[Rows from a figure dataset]
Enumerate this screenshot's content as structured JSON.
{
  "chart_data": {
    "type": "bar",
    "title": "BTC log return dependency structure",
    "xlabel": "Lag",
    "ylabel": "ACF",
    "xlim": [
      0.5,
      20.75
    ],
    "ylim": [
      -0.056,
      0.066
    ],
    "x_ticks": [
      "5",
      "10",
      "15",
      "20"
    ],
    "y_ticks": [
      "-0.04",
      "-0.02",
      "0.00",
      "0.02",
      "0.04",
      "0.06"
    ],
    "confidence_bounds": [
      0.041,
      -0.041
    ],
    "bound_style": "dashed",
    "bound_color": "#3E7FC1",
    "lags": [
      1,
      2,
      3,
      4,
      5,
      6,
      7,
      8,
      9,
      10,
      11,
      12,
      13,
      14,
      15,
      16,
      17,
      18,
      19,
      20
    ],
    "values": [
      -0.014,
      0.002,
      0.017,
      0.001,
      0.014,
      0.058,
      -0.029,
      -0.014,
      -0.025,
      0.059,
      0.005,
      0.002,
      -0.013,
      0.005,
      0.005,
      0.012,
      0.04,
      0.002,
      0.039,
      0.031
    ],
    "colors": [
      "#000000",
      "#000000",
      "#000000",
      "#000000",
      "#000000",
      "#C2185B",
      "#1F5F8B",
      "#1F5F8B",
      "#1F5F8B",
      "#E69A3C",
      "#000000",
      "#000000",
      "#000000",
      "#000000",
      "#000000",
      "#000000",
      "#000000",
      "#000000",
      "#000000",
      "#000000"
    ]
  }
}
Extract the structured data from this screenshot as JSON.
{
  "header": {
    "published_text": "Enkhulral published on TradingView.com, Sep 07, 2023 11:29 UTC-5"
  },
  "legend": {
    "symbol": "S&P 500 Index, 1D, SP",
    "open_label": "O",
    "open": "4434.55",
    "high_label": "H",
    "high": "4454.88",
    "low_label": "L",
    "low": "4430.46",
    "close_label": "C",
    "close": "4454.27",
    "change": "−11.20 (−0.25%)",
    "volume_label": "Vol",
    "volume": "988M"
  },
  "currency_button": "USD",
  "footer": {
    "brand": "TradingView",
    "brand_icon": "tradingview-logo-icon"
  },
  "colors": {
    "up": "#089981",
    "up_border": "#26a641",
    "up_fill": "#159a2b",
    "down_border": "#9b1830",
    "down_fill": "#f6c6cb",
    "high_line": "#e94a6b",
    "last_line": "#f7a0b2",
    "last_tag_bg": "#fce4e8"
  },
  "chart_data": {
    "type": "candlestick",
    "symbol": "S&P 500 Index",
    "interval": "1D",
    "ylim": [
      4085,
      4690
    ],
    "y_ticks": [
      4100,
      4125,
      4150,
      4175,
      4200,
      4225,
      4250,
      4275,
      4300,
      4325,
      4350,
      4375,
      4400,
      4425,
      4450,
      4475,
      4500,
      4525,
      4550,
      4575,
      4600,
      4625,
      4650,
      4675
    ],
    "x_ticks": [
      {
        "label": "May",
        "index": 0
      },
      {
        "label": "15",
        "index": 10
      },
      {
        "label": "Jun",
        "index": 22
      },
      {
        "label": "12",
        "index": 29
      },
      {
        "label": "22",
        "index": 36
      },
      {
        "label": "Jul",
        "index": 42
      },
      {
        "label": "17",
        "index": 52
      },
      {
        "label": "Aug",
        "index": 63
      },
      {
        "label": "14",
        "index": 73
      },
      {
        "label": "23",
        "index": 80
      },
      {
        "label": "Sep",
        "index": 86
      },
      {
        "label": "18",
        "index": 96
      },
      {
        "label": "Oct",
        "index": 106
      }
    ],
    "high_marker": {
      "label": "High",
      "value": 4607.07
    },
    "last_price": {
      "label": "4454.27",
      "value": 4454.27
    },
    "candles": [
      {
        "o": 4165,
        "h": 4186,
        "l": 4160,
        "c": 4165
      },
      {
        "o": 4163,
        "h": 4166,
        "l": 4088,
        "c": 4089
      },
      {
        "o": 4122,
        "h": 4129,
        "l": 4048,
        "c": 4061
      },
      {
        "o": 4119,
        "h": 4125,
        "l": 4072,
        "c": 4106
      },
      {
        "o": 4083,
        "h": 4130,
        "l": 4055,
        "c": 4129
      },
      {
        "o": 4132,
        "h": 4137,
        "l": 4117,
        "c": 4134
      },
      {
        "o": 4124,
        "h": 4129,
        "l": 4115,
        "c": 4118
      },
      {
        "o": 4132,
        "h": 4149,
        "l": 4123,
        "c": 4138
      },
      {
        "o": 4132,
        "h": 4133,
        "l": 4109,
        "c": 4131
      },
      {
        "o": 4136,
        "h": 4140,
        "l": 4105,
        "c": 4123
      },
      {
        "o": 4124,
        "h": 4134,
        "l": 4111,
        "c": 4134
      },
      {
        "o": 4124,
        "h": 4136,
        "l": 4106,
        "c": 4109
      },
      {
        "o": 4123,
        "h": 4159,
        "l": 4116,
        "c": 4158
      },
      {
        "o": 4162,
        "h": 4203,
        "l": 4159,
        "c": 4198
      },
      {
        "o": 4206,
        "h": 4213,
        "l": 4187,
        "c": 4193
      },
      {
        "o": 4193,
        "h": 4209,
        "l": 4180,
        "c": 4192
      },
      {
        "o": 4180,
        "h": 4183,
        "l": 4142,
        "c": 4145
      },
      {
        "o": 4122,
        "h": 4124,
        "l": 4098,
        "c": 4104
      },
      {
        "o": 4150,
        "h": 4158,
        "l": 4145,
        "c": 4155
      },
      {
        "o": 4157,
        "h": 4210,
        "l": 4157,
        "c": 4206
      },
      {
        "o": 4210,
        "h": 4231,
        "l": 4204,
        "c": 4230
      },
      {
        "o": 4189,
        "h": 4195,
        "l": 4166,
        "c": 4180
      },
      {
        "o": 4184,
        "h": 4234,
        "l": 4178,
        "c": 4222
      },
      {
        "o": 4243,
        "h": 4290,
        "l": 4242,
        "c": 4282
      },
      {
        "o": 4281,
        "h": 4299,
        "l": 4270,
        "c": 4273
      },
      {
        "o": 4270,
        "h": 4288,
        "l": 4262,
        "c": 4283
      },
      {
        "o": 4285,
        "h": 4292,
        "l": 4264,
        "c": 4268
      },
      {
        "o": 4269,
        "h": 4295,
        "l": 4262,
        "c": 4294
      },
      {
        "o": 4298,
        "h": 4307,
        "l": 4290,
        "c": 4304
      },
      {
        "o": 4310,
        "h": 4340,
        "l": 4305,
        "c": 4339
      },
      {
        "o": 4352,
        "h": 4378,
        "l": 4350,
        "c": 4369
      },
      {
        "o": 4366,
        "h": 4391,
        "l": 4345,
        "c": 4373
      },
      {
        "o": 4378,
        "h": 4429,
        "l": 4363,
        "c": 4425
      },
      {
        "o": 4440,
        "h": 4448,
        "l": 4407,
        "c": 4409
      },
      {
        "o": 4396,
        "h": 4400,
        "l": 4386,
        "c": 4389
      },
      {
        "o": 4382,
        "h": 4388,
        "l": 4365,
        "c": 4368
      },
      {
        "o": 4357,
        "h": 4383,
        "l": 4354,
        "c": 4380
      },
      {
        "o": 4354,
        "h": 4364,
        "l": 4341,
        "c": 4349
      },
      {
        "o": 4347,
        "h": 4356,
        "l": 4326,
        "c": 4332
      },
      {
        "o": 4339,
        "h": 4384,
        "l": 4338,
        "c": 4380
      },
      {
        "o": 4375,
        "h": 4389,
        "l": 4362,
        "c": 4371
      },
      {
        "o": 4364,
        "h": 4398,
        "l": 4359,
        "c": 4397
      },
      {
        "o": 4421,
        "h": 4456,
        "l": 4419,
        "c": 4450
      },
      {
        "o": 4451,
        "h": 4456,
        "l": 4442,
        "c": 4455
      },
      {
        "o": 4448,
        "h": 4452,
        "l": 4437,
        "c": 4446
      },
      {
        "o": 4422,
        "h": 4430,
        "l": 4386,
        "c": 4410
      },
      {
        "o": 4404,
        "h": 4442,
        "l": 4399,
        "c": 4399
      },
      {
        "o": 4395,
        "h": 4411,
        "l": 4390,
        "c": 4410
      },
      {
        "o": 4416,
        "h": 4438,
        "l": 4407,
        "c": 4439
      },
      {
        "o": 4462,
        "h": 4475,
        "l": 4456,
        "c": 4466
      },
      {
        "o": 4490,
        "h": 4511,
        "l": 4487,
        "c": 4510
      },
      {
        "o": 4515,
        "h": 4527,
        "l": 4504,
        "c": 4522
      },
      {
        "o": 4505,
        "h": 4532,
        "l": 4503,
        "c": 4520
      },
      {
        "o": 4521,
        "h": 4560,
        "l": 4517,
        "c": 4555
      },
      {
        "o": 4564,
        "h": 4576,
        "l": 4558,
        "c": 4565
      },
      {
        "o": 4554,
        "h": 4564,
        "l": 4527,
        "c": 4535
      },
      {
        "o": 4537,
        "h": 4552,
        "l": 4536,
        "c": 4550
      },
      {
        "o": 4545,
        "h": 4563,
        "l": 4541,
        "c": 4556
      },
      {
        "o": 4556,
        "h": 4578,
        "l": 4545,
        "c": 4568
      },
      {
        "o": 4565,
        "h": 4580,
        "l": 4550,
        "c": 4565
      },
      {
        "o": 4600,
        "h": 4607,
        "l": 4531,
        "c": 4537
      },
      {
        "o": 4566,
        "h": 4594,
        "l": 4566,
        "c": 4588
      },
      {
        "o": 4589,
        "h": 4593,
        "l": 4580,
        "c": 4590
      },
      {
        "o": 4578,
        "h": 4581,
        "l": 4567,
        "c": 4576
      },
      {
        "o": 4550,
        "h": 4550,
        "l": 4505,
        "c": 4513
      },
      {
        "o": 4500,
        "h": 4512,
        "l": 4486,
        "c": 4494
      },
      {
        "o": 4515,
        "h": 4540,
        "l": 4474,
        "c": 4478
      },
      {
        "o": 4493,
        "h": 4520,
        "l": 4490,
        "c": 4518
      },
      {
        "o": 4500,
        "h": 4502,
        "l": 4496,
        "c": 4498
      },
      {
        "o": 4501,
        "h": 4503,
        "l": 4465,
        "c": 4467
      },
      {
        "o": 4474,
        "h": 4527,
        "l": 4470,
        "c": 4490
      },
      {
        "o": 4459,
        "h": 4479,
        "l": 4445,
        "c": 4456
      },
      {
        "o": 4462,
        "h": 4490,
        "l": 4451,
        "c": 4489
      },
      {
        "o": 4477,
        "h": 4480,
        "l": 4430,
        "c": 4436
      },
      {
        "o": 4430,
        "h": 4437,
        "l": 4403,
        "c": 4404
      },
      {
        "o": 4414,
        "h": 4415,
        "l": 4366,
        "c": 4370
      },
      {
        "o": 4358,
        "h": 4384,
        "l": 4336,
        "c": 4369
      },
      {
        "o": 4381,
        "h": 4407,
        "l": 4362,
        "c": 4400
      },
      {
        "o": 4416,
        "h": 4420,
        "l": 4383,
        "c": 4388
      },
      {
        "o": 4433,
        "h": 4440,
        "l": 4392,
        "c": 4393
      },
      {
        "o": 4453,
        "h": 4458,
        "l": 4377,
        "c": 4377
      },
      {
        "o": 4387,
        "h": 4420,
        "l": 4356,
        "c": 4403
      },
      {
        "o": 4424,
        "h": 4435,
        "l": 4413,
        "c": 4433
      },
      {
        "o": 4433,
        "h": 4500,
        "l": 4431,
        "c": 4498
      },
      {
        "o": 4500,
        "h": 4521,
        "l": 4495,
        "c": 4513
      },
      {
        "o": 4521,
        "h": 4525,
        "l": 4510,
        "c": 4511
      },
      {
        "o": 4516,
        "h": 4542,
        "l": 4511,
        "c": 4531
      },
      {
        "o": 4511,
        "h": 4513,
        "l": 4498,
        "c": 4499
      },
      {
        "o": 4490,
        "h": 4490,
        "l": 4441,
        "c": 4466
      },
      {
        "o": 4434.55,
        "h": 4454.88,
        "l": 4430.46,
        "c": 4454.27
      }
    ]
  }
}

__Challenge__. Pull every line containing "symbol" from the data.

__Result of this task__.
    "symbol": "S&P 500 Index, 1D, SP",
    "symbol": "S&P 500 Index",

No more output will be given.